CHALLENGE - Extract the lines that carry the string "content" from the listing.

** START OF EXTRACTED RECORDS **

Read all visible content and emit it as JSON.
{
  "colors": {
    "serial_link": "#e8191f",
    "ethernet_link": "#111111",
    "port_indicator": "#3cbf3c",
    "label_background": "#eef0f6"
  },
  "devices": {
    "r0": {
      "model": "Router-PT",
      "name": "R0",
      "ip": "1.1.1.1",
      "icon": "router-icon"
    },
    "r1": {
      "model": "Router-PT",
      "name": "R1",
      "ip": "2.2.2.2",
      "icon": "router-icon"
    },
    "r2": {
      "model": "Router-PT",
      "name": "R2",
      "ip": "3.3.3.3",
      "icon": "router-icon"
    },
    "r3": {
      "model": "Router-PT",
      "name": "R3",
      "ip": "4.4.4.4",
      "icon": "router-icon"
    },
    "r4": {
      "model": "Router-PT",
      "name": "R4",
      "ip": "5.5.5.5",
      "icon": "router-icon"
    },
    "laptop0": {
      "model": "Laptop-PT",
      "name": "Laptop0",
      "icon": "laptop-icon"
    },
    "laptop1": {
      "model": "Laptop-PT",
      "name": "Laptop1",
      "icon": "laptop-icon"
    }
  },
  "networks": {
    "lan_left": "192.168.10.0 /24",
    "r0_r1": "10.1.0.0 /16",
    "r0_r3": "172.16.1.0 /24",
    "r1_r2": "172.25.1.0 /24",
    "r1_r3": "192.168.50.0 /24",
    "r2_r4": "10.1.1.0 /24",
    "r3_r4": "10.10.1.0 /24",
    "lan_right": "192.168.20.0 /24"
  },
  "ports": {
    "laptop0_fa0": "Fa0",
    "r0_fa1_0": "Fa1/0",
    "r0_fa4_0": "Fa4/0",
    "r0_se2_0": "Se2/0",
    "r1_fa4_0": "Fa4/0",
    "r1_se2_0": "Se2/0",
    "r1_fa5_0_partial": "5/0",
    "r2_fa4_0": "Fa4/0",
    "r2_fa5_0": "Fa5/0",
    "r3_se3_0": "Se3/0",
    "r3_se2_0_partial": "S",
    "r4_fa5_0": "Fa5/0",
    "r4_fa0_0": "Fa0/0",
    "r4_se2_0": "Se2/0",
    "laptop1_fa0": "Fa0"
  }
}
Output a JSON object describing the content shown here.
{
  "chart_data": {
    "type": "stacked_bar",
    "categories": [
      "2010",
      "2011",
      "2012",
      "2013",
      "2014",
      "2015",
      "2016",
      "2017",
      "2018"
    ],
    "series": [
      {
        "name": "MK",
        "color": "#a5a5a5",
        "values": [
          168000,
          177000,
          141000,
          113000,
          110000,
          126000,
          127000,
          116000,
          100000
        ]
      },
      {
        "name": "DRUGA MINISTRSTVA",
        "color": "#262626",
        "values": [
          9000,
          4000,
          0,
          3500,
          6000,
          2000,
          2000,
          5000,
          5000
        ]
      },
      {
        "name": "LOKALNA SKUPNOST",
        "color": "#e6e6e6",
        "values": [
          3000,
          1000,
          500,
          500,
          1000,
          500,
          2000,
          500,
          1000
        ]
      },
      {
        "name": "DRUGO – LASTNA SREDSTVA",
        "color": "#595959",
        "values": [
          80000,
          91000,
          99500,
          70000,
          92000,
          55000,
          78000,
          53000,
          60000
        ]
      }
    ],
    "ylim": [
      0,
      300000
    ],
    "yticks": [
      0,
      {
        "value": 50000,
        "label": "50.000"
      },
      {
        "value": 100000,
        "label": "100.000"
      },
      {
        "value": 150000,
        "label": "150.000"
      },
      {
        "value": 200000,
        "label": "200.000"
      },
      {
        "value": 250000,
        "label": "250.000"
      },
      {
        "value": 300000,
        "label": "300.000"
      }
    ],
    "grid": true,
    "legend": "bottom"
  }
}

** END OF EXTRACTED RECORDS **

WORKED SOLUTION -
Read all visible content and emit it as JSON.
Output a JSON object describing the content shown here.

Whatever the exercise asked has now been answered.